Meningitis threat scares NH patients
MERRIMACK — While a multistate investigation is under way to determine how many patients who received tainted epidural steroid injections have contracted fungal meningitis, New Hampshire clients who frequent a clinic where the recalled drug was distributed say the contamination is disturbing.
According to health officials, 186 New Hampshire patients received the medicine, which officials have determined could contain a fungus that triggers a rare form of meningitis. Although no one in the state has tested positive for meningitis from tainted injections, 50 people nationwide who received the injection have contracted the disease, and five have died — three in Tennessee and one each in Virginia and Maryland.
“The first thing I did was call them when I found out,” said Herb Jarvis of Salem, who visits PainCare LLC in Merrimack once a month for back, leg and arthritis pain relief. “It is scary. Meningitis can kill you.”
Jarvis, who received steroid injections when he started coming to the clinic in 2005, said he does not need the treatment any longer and did not receive a dose of the steroid medication that came from New England Compounding Pharmacy of Framingham, Mass.

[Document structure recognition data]
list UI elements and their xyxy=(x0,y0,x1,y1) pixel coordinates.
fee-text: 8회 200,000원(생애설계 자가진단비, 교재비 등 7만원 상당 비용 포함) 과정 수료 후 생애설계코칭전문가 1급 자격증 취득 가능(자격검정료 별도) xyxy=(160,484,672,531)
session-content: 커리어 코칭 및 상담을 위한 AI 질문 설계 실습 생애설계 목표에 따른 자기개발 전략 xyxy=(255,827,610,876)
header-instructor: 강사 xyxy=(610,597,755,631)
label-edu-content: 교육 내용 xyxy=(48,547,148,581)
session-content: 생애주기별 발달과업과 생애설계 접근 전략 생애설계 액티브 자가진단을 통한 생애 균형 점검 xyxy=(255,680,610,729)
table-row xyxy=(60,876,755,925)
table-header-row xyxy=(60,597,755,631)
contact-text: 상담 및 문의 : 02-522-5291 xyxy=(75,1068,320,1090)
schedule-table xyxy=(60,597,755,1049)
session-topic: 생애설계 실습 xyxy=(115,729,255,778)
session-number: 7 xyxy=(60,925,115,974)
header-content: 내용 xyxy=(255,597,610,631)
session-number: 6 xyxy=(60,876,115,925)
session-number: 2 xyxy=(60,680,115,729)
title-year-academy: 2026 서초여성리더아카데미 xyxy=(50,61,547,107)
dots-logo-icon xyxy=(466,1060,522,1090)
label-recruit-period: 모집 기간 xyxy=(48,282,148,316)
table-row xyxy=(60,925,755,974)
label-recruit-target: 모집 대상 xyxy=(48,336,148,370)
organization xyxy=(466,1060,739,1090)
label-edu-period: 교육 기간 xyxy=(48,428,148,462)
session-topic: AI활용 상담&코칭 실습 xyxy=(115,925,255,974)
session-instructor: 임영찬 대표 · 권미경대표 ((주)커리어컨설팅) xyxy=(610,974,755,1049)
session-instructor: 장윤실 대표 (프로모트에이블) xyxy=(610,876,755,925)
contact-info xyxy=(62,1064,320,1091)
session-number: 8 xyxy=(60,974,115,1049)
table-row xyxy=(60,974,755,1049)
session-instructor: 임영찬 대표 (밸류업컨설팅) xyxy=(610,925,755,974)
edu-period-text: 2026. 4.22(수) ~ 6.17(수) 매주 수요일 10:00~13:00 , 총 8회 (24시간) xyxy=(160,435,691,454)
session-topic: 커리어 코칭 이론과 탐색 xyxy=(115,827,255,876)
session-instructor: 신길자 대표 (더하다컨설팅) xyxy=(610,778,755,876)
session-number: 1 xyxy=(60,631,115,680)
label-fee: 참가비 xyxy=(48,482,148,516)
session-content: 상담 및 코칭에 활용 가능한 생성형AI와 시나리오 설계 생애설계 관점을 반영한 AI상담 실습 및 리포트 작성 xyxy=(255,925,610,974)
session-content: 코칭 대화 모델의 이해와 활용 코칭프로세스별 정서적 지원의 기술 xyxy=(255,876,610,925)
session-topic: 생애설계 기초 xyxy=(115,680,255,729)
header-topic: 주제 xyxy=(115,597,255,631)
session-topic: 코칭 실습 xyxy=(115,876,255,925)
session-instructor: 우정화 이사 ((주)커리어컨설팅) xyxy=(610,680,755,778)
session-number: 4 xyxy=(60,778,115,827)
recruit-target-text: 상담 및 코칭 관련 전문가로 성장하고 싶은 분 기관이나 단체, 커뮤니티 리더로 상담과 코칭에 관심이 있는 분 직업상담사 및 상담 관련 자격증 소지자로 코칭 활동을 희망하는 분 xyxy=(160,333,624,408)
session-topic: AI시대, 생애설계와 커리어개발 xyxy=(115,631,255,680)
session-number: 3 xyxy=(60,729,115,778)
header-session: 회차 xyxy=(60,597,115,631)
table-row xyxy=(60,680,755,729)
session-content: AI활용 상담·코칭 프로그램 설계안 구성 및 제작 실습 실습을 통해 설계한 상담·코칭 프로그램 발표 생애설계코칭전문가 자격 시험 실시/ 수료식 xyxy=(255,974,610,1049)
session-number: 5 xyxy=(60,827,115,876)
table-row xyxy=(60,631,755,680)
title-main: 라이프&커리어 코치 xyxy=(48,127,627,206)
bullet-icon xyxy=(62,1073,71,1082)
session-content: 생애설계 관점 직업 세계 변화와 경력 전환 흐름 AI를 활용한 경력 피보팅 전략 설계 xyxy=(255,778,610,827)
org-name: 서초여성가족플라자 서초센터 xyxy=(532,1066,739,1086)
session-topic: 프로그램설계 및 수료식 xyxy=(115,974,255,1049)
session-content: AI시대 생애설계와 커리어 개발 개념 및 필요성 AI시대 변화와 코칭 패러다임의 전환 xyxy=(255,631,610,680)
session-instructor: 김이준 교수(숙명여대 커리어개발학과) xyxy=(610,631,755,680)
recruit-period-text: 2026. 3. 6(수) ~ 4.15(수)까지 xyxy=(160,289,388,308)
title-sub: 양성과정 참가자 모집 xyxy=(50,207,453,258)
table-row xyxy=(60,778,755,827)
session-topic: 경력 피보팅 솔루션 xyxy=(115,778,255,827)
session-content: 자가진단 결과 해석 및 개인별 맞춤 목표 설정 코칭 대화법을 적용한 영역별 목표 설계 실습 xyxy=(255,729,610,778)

• Assigned task 1
List every state that the meningitis article names as a place where a patient died.
• Assigned task 2
According to the meningitis article, how many New Hampshire patients received the medicine?
• Assigned task 3
Continue the meningitis article from the point where it stops.

• Exercise response 1
Tennessee, Virginia, Maryland

• Exercise response 2
186 patients

• Exercise response 3
Officials said that 17,676 single-dose vials of methylprednisolone acetate were manufactured at the Massachusetts site and distributed nationwide, including distribution to two PainCare LLC offices in New Hampshire — one in Merrimack and the other in Somersworth.
“I was assured that everyone who received the medication was called immediately. They seem to have it under control here,” Jarvis said Friday while leaving the Merrimack PainCare office. “It is a scary situation though.”
Dr. Jose Montero, New Hampshire's Public Health director, said the state is working closely with PainCare to contact the 186 patients who received the medication.
“We are not aware of any cases in New Hampshire related to this outbreak at this time. We are also conducting surveillance to identify people who might be affected by this situation,” Montero said in a statement. “We realize this is concerning as this can be an extremely serious and in some cases fatal illness.”
It is not clear how many of the 186 patients used the Merrimack PainCare center and how many received treatment at the Somersworth PainCare office.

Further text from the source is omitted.